◆ Task to carry out
Copy out each line of the data that holds the word "with".
##### Data in this exercise #####
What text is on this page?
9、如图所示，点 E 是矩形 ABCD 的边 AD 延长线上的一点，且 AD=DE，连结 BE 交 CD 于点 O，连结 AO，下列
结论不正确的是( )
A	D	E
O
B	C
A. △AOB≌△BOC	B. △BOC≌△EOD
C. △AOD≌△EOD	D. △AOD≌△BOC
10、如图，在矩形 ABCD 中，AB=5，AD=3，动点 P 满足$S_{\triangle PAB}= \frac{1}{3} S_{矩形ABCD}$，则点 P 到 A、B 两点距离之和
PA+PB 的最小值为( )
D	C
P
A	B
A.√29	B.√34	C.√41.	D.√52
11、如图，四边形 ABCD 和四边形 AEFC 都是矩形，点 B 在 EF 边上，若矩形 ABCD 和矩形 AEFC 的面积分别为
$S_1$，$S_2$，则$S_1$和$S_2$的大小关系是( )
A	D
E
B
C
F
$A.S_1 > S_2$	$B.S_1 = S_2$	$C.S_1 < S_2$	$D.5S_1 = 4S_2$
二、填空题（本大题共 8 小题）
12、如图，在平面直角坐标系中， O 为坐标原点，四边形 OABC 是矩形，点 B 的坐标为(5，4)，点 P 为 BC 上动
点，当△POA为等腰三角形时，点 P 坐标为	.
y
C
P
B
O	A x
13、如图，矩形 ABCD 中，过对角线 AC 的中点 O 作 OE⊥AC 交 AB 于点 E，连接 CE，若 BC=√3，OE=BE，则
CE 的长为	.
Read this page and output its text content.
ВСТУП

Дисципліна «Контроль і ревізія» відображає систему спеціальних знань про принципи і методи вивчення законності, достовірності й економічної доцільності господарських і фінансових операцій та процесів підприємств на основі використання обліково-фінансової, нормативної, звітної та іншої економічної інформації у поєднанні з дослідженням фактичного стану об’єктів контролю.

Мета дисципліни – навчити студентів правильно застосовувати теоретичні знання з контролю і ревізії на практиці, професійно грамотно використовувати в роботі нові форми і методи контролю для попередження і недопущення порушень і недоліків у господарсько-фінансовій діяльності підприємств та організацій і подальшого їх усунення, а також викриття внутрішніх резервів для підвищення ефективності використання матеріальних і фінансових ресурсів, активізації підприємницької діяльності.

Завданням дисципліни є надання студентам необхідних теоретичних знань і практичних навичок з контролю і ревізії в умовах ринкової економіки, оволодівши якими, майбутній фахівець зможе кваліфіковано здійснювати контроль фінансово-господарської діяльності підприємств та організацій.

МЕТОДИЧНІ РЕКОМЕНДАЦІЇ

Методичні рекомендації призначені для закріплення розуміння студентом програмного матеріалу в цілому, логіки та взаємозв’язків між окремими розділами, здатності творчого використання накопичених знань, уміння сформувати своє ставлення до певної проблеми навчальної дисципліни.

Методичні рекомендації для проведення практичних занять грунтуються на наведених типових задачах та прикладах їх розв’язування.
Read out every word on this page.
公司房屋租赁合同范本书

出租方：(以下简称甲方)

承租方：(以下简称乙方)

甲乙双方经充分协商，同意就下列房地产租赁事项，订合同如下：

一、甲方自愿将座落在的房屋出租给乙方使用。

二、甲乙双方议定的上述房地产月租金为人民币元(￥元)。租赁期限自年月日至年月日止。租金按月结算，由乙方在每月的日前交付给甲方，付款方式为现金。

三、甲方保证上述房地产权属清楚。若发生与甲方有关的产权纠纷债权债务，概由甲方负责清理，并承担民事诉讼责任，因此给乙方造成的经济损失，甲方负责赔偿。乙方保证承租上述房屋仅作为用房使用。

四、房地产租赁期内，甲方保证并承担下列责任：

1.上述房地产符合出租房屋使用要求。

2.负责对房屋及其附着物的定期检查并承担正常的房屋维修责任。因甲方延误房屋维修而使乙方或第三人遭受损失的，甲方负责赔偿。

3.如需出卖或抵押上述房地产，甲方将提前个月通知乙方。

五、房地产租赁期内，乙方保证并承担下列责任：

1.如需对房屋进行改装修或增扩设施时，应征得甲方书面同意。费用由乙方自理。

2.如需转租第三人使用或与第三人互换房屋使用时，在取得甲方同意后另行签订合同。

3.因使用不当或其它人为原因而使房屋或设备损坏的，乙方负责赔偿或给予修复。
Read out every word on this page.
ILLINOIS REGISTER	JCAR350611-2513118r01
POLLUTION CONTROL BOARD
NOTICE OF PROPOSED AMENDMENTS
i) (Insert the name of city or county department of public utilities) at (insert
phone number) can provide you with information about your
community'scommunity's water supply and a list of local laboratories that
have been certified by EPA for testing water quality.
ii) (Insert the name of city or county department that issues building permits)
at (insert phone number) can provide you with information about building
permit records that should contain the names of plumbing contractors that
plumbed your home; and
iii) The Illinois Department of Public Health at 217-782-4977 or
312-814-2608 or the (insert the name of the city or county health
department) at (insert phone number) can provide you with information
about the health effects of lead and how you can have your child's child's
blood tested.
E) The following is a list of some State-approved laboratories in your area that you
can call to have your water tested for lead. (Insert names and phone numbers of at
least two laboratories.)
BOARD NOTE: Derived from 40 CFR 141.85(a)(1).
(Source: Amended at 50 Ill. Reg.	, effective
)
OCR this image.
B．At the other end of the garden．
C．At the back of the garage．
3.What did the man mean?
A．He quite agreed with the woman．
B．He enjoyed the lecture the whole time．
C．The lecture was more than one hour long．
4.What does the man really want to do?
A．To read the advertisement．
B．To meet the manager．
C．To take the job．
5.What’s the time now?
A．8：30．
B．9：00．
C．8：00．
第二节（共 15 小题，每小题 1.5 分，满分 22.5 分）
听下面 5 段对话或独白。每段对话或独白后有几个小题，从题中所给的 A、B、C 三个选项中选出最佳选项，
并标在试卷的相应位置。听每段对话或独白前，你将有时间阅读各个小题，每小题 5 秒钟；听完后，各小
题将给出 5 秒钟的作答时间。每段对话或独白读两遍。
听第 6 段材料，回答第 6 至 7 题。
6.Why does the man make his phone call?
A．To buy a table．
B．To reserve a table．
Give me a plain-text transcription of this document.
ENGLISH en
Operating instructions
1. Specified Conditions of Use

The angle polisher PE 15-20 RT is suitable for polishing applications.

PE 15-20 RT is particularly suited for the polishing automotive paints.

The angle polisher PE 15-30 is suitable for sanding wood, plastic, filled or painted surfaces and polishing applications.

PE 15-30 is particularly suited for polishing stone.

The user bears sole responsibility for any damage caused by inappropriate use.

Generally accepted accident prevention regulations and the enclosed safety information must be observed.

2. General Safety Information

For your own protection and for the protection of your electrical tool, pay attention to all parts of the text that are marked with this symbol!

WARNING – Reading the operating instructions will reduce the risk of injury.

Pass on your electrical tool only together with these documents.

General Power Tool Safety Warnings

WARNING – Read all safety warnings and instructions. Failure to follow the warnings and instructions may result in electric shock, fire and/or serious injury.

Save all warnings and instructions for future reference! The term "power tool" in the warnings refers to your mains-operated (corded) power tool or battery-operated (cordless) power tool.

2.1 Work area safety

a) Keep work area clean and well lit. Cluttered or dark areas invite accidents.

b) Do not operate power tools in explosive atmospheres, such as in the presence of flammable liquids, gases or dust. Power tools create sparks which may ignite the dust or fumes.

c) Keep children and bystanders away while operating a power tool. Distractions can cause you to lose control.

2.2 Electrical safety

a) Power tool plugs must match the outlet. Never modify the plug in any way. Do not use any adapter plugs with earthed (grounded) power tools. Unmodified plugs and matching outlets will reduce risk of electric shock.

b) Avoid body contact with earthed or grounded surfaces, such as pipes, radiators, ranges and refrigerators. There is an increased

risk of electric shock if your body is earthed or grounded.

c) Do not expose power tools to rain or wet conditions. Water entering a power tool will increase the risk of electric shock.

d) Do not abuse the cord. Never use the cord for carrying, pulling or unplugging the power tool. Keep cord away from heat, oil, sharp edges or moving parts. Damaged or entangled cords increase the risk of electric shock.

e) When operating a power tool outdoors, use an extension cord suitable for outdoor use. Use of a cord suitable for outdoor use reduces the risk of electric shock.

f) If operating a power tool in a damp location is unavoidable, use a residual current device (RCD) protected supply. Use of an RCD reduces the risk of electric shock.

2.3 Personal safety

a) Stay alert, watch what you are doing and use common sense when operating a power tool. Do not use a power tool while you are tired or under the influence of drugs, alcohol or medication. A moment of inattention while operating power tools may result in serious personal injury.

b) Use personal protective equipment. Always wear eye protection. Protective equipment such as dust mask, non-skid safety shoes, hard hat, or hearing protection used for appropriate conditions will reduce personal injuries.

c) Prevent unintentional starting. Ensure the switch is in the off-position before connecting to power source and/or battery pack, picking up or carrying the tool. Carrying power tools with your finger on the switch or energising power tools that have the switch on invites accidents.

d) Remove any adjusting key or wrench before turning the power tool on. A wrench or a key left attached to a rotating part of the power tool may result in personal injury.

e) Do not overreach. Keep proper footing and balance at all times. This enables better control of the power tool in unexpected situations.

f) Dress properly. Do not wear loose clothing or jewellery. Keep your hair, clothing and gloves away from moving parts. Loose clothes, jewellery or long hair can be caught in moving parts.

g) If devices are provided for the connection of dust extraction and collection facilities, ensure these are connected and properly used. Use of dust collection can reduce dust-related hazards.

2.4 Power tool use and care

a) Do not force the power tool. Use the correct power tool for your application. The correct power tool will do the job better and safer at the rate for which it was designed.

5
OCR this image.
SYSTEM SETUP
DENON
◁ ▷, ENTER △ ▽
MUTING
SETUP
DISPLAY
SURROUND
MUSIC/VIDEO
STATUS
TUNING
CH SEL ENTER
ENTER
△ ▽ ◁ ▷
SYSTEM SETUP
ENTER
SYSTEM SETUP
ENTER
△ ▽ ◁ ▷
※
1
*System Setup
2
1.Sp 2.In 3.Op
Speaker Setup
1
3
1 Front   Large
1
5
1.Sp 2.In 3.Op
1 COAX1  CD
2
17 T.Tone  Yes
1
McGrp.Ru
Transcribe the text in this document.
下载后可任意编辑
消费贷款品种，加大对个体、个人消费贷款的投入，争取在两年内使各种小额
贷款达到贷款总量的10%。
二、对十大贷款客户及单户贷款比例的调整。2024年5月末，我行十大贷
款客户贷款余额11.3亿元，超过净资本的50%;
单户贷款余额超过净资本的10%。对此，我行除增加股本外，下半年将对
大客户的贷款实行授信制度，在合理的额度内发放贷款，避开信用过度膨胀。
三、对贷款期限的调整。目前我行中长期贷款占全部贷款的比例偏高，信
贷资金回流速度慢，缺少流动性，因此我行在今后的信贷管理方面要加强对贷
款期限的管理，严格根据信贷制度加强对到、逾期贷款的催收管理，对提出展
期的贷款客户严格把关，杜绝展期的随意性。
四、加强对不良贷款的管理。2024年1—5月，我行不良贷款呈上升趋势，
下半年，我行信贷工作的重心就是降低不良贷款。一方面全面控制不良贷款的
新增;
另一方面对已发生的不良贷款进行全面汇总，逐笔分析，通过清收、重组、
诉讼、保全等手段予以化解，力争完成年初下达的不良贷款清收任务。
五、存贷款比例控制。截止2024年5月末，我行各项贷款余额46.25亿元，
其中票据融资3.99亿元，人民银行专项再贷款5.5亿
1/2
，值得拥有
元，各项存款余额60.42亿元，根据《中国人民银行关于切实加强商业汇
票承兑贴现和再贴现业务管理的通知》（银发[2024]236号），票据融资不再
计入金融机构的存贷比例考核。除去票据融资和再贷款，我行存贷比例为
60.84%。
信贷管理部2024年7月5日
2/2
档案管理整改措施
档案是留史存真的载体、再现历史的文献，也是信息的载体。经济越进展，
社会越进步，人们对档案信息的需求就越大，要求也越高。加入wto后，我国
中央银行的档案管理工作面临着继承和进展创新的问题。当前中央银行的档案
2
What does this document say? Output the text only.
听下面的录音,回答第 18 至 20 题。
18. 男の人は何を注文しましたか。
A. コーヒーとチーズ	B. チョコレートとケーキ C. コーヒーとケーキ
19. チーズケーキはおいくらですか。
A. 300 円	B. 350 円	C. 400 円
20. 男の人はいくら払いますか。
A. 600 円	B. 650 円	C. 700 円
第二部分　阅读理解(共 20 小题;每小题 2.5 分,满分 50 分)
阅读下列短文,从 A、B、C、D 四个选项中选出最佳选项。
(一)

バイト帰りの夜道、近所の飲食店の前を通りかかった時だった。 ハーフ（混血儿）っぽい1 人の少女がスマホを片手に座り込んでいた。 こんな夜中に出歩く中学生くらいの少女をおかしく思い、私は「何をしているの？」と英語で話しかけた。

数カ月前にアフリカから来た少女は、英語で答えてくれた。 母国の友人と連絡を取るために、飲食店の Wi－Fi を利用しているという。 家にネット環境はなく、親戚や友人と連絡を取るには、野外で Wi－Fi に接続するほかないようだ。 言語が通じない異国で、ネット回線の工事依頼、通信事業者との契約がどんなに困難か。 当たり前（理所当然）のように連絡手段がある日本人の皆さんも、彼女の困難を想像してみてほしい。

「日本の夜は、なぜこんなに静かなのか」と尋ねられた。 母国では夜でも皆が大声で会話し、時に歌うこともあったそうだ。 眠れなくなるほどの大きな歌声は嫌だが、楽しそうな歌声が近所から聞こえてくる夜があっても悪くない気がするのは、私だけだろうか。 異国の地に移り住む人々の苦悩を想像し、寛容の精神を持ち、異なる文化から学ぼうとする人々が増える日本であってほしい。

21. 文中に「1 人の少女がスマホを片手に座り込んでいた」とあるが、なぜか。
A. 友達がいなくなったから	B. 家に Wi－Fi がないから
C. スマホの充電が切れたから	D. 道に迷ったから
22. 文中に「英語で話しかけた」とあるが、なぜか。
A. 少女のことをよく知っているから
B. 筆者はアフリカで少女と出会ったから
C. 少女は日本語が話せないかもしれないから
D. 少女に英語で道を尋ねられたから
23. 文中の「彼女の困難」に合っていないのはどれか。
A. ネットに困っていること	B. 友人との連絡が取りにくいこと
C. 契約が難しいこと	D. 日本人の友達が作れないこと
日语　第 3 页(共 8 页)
#####
◆ Result
phone number) can provide you with information about your
at (insert phone number) can provide you with information about building
department) at (insert phone number) can provide you with information
A．He quite agreed with the woman．
For your own protection and for the protection of your electrical tool, pay attention to all parts of the text that are marked with this symbol!
Pass on your electrical tool only together with these documents.
a) Power tool plugs must match the outlet. Never modify the plug in any way. Do not use any adapter plugs with earthed (grounded) power tools. Unmodified plugs and matching outlets will reduce risk of electric shock.
b) Avoid body contact with earthed or grounded surfaces, such as pipes, radiators, ranges and refrigerators. There is an increased
c) Prevent unintentional starting. Ensure the switch is in the off-position before connecting to power source and/or battery pack, picking up or carrying the tool. Carrying power tools with your finger on the switch or energising power tools that have the switch on invites accidents.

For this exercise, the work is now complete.